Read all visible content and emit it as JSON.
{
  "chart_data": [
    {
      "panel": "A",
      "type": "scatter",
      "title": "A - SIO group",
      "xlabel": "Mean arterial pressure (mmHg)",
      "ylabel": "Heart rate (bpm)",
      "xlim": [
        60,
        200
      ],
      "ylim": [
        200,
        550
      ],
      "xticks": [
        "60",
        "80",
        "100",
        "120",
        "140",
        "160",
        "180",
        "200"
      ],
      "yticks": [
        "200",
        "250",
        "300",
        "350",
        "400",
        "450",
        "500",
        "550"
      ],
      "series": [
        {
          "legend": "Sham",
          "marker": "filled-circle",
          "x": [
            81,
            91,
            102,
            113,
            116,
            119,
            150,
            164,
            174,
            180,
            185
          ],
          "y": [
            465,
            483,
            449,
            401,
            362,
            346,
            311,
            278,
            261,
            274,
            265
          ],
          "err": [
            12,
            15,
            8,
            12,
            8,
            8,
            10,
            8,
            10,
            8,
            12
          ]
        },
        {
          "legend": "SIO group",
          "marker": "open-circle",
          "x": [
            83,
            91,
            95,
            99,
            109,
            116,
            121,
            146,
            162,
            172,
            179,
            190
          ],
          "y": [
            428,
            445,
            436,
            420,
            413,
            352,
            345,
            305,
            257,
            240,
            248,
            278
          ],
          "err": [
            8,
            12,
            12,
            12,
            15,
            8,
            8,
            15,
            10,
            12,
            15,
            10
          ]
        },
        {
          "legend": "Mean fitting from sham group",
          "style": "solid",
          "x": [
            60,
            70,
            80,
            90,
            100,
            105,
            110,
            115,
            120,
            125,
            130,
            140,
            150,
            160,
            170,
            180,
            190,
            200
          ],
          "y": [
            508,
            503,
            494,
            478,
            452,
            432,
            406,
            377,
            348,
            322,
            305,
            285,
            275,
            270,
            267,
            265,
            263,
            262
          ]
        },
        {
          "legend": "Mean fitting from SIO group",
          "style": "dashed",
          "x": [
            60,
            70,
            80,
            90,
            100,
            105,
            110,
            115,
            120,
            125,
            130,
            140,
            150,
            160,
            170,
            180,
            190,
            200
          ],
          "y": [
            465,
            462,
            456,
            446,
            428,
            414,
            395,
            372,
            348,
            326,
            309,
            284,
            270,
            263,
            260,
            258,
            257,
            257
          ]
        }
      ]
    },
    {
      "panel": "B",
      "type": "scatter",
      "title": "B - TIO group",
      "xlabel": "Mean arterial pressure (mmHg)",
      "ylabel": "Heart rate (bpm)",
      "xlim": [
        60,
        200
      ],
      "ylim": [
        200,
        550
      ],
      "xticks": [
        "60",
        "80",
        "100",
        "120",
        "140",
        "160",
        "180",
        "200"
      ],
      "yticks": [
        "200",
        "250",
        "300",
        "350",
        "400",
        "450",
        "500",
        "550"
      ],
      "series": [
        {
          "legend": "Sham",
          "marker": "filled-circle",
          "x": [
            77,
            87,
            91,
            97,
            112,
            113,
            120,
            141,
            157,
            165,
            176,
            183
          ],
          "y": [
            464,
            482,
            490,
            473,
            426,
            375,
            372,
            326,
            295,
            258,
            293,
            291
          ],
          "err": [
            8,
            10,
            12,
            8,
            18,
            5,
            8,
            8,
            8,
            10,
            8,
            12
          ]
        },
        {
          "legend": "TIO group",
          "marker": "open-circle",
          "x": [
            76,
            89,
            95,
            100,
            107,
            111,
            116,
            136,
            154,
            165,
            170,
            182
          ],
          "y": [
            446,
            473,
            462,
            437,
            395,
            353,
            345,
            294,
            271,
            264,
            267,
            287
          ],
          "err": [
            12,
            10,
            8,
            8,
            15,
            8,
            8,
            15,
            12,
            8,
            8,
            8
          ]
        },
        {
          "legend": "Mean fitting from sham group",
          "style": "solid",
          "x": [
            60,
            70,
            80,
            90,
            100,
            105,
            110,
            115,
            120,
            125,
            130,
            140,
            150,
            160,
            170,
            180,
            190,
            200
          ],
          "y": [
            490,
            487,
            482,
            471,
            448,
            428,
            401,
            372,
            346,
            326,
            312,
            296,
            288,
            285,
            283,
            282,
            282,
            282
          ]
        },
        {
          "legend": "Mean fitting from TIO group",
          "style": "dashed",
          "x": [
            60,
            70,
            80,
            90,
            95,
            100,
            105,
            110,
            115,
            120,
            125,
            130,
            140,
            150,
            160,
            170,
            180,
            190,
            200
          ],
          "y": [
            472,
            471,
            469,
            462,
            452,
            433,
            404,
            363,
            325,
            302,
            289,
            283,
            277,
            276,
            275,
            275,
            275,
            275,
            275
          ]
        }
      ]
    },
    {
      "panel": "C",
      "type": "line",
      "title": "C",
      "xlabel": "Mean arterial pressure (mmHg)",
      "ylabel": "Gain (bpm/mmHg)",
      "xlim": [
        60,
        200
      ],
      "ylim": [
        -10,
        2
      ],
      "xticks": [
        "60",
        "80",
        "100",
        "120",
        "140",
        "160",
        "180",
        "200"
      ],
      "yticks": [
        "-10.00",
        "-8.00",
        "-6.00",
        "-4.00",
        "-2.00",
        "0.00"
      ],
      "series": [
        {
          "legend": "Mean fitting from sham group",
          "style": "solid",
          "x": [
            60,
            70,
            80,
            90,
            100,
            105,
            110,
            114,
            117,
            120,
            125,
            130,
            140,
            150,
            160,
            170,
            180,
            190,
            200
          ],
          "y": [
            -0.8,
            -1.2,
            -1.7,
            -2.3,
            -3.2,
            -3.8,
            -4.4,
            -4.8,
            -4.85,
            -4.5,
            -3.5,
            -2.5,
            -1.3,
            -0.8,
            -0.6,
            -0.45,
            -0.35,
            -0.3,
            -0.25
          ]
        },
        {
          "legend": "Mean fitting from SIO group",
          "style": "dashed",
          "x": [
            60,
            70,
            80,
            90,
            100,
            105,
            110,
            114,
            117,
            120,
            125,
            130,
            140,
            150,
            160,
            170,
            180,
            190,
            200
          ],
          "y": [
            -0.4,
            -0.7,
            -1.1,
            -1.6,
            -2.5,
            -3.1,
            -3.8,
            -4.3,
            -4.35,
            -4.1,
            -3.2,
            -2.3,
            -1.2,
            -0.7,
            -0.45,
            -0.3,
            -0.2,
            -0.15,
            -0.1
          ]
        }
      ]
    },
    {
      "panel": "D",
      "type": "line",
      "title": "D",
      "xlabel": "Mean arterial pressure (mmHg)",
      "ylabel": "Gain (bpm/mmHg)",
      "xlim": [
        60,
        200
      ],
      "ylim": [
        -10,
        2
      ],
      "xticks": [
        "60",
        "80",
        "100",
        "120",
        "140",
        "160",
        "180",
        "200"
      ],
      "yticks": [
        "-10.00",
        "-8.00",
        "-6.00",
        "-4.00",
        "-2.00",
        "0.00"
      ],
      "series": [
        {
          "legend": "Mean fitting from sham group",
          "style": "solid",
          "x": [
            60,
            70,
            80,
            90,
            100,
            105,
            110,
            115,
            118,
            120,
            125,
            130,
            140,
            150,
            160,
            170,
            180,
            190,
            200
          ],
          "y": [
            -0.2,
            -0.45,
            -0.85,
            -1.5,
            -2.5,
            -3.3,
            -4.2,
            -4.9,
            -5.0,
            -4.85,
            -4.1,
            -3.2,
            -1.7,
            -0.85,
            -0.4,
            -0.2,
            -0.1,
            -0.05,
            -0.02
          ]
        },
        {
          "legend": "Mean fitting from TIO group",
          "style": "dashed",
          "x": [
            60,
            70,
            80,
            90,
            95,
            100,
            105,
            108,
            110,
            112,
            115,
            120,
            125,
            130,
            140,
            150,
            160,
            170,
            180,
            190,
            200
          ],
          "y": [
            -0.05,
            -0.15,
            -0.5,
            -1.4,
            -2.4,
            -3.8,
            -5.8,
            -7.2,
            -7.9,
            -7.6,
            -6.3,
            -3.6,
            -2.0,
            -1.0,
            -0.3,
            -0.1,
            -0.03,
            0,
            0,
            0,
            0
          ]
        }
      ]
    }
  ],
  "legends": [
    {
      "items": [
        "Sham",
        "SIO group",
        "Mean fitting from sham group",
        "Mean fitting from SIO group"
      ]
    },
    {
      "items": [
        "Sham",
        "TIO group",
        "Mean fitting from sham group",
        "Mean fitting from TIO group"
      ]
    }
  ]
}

• • • • • • •

EXERCISE OBJECTIVE
How many lines of these entries contain the string "title"? Reply with the number alone.

ANSWER TO THIS EXERCISE
4